§ Set problem
Copy out the listing below word for word, from the line containing "contour-cell [688,302,695,309]" through the line containing "contour-cell [460,338,467,345]", including both of those lines.

::::

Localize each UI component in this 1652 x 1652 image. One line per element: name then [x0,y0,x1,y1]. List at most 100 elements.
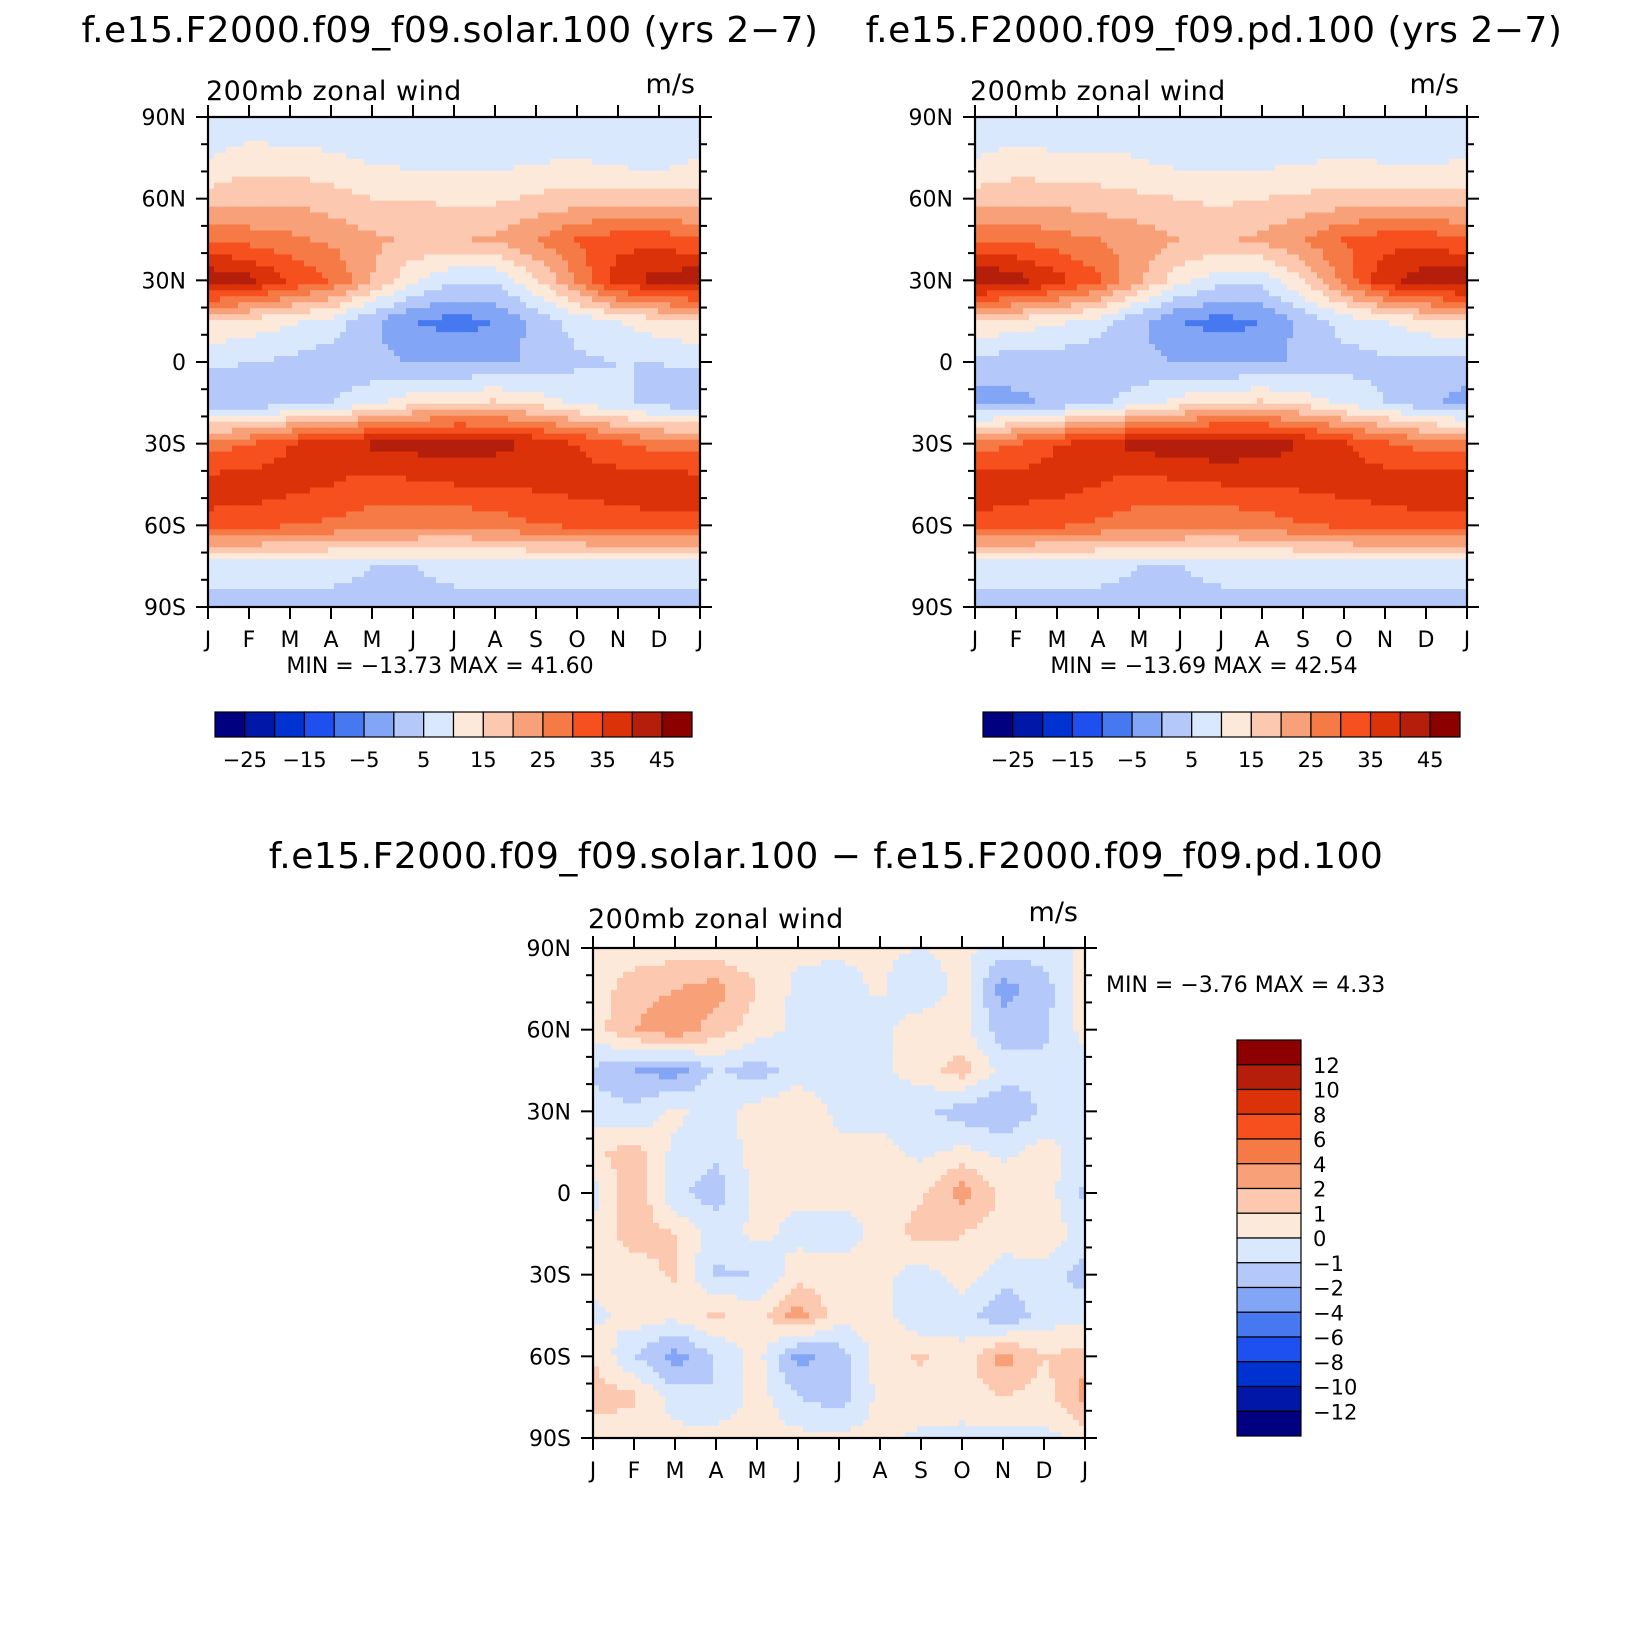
contour-cell [688,302,695,309]
contour-cell [214,236,221,244]
contour-cell [214,314,221,321]
contour-cell [550,451,557,459]
contour-cell [358,188,365,196]
contour-cell [526,182,533,190]
contour-cell [490,128,497,136]
contour-cell [442,158,449,166]
contour-cell [460,338,467,345]
contour-cell [322,254,329,262]
contour-cell [646,373,653,381]
contour-cell [568,385,575,393]
contour-cell [424,182,431,190]
contour-cell [610,320,617,327]
contour-cell [286,182,293,190]
contour-cell [292,272,299,279]
contour-cell [550,439,557,447]
contour-cell [376,140,383,148]
contour-cell [556,122,563,130]
contour-cell [664,457,671,465]
contour-cell [454,140,461,148]
contour-cell [358,206,365,214]
contour-cell [556,427,563,435]
contour-cell [454,362,461,369]
contour-cell [412,290,419,297]
contour-cell [292,224,299,232]
contour-cell [688,320,695,327]
contour-cell [574,385,581,393]
contour-cell [352,224,359,232]
contour-cell [298,194,305,202]
contour-cell [418,212,425,220]
contour-cell [298,117,305,124]
contour-cell [532,254,539,262]
contour-cell [442,373,449,381]
contour-cell [592,332,599,339]
contour-cell [346,469,353,477]
contour-cell [286,367,293,375]
contour-cell [496,254,503,262]
contour-cell [424,385,431,393]
contour-cell [622,451,629,459]
contour-cell [352,332,359,339]
contour-cell [244,302,251,309]
contour-cell [472,218,479,226]
contour-cell [340,427,347,435]
contour-cell [556,457,563,465]
contour-cell [616,379,623,387]
contour-cell [562,421,569,429]
contour-cell [676,278,683,285]
contour-cell [586,457,593,465]
contour-cell [526,134,533,142]
contour-cell [322,164,329,172]
contour-cell [370,469,377,477]
contour-cell [598,302,605,309]
contour-cell [244,218,251,226]
contour-cell [520,206,527,214]
contour-cell [304,188,311,196]
contour-cell [256,445,263,453]
contour-cell [238,272,245,279]
contour-cell [352,290,359,297]
contour-cell [682,242,689,250]
contour-cell [670,134,677,142]
contour-cell [346,367,353,375]
contour-cell [478,266,485,273]
contour-cell [316,314,323,321]
contour-cell [316,272,323,279]
contour-cell [520,188,527,196]
contour-cell [352,445,359,453]
contour-cell [436,128,443,136]
contour-cell [304,158,311,166]
contour-cell [214,158,221,166]
contour-cell [478,182,485,190]
contour-cell [352,362,359,369]
contour-cell [610,332,617,339]
contour-cell [352,302,359,309]
contour-cell [532,122,539,130]
contour-cell [628,350,635,357]
contour-cell [304,117,311,124]
contour-cell [616,254,623,262]
contour-cell [682,164,689,172]
contour-cell [244,278,251,285]
contour-cell [490,146,497,154]
contour-cell [472,326,479,333]
contour-cell [598,296,605,303]
contour-cell [244,367,251,375]
contour-cell [370,302,377,309]
contour-cell [220,122,227,130]
contour-cell [274,117,281,124]
contour-cell [604,206,611,214]
contour-cell [478,344,485,351]
contour-cell [502,350,509,357]
contour-cell [610,212,617,220]
contour-cell [478,128,485,136]
contour-cell [664,451,671,459]
contour-cell [544,278,551,285]
contour-cell [406,344,413,351]
contour-cell [310,463,317,471]
contour-cell [526,469,533,477]
contour-cell [514,451,521,459]
contour-cell [670,332,677,339]
contour-cell [604,320,611,327]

::::

§ Written response
contour-cell [688,302,695,309]
contour-cell [214,236,221,244]
contour-cell [214,314,221,321]
contour-cell [550,451,557,459]
contour-cell [358,188,365,196]
contour-cell [526,182,533,190]
contour-cell [490,128,497,136]
contour-cell [442,158,449,166]
contour-cell [460,338,467,345]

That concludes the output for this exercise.